▶ [What is asked]
Spot each line that carries the word "نشرمرکز"; copy those lines.

== Task inputs

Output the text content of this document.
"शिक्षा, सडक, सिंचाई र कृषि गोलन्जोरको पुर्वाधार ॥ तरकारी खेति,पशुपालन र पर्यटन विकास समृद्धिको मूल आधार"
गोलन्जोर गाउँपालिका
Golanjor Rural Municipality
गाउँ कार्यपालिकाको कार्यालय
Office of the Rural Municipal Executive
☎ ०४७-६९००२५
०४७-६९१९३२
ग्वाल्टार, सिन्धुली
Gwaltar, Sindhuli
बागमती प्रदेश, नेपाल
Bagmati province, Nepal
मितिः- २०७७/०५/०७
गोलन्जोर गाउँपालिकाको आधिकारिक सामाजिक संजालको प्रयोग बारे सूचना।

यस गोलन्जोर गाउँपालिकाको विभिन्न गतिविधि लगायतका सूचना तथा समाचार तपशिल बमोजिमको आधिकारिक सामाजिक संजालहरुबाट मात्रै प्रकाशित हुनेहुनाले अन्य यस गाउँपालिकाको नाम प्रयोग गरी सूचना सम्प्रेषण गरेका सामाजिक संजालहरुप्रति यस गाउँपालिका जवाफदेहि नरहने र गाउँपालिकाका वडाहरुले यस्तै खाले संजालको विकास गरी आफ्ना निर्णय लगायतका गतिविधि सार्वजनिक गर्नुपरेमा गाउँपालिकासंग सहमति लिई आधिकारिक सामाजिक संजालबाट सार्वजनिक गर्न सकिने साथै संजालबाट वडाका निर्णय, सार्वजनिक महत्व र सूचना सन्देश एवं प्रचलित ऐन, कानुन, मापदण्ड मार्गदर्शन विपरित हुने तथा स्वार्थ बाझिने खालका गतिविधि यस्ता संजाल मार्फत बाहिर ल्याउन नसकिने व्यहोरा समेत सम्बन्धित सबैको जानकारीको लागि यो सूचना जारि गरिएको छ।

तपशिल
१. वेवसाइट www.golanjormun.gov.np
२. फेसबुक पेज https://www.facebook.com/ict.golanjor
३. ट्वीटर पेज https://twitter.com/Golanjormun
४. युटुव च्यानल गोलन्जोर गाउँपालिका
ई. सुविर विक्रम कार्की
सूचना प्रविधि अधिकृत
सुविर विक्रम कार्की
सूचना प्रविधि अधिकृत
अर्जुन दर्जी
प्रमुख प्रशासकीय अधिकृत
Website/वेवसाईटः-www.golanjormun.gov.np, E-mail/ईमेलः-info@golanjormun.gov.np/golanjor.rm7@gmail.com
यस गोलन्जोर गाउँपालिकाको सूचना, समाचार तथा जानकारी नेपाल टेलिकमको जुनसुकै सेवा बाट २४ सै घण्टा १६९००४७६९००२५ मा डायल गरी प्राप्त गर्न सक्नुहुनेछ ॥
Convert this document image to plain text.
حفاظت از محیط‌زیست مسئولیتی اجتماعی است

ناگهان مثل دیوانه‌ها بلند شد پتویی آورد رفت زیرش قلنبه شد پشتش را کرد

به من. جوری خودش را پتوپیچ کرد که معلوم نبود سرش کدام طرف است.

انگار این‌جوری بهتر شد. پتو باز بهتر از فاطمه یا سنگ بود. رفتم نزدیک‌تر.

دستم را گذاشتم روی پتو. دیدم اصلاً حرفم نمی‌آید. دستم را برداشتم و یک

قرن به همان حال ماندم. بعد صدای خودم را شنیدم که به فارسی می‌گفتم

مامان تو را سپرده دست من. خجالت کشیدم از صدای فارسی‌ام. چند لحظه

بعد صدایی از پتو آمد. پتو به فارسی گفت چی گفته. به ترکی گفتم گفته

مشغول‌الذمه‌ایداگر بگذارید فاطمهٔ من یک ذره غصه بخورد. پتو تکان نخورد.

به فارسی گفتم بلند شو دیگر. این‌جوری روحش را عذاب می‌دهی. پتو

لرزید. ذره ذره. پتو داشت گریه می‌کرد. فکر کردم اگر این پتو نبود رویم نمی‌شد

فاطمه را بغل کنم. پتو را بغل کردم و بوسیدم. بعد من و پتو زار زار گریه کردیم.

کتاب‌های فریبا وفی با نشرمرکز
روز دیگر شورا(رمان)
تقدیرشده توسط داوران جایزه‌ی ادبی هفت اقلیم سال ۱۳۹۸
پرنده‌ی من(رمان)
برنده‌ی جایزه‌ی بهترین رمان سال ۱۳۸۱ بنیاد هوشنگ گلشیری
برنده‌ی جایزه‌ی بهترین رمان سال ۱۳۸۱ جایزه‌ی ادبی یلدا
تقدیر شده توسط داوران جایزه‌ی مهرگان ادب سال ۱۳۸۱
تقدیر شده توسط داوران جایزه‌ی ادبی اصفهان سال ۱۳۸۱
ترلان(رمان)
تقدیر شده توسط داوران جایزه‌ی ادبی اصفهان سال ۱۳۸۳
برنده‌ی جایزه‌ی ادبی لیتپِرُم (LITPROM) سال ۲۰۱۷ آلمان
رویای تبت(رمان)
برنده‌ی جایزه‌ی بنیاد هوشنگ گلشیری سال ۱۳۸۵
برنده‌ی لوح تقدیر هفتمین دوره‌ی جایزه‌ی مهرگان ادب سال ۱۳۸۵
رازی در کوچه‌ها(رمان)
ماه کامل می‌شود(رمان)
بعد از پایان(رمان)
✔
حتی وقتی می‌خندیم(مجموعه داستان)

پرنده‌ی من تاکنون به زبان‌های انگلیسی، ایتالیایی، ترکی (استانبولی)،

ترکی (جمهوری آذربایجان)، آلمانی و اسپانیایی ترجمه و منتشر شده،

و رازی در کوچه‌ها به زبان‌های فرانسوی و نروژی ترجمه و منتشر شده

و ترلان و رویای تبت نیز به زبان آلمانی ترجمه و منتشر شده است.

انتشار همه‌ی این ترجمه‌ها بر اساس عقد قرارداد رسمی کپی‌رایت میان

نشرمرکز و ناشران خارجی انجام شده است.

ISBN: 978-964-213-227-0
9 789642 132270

====

▶ [Answer below]
کتاب‌های فریبا وفی با نشرمرکز
نشرمرکز و ناشران خارجی انجام شده است.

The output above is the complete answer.